__Data for the task__

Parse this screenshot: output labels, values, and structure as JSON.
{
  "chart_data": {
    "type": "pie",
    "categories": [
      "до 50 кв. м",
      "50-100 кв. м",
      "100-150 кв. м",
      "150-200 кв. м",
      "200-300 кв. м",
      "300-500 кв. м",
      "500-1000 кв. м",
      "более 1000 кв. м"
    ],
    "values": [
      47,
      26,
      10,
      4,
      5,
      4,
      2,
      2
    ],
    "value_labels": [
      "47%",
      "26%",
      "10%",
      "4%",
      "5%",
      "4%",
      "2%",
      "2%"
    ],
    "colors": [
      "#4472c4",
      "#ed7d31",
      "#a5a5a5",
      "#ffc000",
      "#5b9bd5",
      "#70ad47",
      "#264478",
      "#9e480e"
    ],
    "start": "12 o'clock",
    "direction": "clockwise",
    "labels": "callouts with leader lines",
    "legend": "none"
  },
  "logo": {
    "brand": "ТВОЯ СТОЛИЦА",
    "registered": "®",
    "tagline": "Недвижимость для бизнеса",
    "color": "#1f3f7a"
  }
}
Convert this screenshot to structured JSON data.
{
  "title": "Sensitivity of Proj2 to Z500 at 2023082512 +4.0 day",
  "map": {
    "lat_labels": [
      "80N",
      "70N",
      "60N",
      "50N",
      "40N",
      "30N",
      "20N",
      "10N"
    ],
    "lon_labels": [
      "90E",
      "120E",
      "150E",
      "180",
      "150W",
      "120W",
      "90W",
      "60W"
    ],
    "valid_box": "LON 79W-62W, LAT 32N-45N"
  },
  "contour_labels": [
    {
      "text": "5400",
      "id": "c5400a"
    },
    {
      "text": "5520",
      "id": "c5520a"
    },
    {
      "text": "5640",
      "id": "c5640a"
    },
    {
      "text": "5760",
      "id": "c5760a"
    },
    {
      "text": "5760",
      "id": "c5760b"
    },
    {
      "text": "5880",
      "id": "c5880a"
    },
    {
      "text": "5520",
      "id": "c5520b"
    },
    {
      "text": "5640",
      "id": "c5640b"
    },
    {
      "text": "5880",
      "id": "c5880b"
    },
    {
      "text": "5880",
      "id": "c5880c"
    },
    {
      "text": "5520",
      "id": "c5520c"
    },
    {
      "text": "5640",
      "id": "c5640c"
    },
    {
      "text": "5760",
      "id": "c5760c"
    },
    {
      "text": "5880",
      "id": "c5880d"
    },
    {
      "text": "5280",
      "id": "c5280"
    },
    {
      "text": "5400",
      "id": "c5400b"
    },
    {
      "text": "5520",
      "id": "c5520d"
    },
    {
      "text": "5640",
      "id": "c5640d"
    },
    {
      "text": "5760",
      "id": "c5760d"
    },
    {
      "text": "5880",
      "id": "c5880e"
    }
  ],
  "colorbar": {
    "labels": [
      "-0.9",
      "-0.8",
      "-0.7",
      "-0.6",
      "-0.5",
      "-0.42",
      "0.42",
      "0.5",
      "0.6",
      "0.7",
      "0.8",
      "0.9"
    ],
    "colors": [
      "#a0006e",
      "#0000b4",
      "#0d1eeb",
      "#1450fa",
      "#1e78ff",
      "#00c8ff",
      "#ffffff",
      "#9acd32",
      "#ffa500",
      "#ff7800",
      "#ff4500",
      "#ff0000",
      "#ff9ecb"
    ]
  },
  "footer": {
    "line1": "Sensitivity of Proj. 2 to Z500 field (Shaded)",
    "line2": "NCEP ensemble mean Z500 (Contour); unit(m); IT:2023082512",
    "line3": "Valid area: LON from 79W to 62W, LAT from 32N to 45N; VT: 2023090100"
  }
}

__Written task__
Type out the material again exactly as presented.

__Answer to this exercise__
Parse this screenshot: output labels, values, and structure as JSON.
{
  "chart_data": {
    "type": "pie",
    "categories": [
      "до 50 кв. м",
      "50-100 кв. м",
      "100-150 кв. м",
      "150-200 кв. м",
      "200-300 кв. м",
      "300-500 кв. м",
      "500-1000 кв. м",
      "более 1000 кв. м"
    ],
    "values": [
      47,
      26,
      10,
      4,
      5,
      4,
      2,
      2
    ],
    "value_labels": [
      "47%",
      "26%",
      "10%",
      "4%",
      "5%",
      "4%",
      "2%",
      "2%"
    ],
    "colors": [
      "#4472c4",
      "#ed7d31",
      "#a5a5a5",
      "#ffc000",
      "#5b9bd5",
      "#70ad47",
      "#264478",
      "#9e480e"
    ],
    "start": "12 o'clock",
    "direction": "clockwise",
    "labels": "callouts with leader lines",
    "legend": "none"
  },
  "logo": {
    "brand": "ТВОЯ СТОЛИЦА",
    "registered": "®",
    "tagline": "Недвижимость для бизнеса",
    "color": "#1f3f7a"
  }
}
Convert this screenshot to structured JSON data.
{
  "title": "Sensitivity of Proj2 to Z500 at 2023082512 +4.0 day",
  "map": {
    "lat_labels": [
      "80N",
      "70N",
      "60N",
      "50N",
      "40N",
      "30N",
      "20N",
      "10N"
    ],
    "lon_labels": [
      "90E",
      "120E",
      "150E",
      "180",
      "150W",
      "120W",
      "90W",
      "60W"
    ],
    "valid_box": "LON 79W-62W, LAT 32N-45N"
  },
  "contour_labels": [
    {
      "text": "5400",
      "id": "c5400a"
    },
    {
      "text": "5520",
      "id": "c5520a"
    },
    {
      "text": "5640",
      "id": "c5640a"
    },
    {
      "text": "5760",
      "id": "c5760a"
    },
    {
      "text": "5760",
      "id": "c5760b"
    },
    {
      "text": "5880",
      "id": "c5880a"
    },
    {
      "text": "5520",
      "id": "c5520b"
    },
    {
      "text": "5640",
      "id": "c5640b"
    },
    {
      "text": "5880",
      "id": "c5880b"
    },
    {
      "text": "5880",
      "id": "c5880c"
    },
    {
      "text": "5520",
      "id": "c5520c"
    },
    {
      "text": "5640",
      "id": "c5640c"
    },
    {
      "text": "5760",
      "id": "c5760c"
    },
    {
      "text": "5880",
      "id": "c5880d"
    },
    {
      "text": "5280",
      "id": "c5280"
    },
    {
      "text": "5400",
      "id": "c5400b"
    },
    {
      "text": "5520",
      "id": "c5520d"
    },
    {
      "text": "5640",
      "id": "c5640d"
    },
    {
      "text": "5760",
      "id": "c5760d"
    },
    {
      "text": "5880",
      "id": "c5880e"
    }
  ],
  "colorbar": {
    "labels": [
      "-0.9",
      "-0.8",
      "-0.7",
      "-0.6",
      "-0.5",
      "-0.42",
      "0.42",
      "0.5",
      "0.6",
      "0.7",
      "0.8",
      "0.9"
    ],
    "colors": [
      "#a0006e",
      "#0000b4",
      "#0d1eeb",
      "#1450fa",
      "#1e78ff",
      "#00c8ff",
      "#ffffff",
      "#9acd32",
      "#ffa500",
      "#ff7800",
      "#ff4500",
      "#ff0000",
      "#ff9ecb"
    ]
  },
  "footer": {
    "line1": "Sensitivity of Proj. 2 to Z500 field (Shaded)",
    "line2": "NCEP ensemble mean Z500 (Contour); unit(m); IT:2023082512",
    "line3": "Valid area: LON from 79W to 62W, LAT from 32N to 45N; VT: 2023090100"
  }
}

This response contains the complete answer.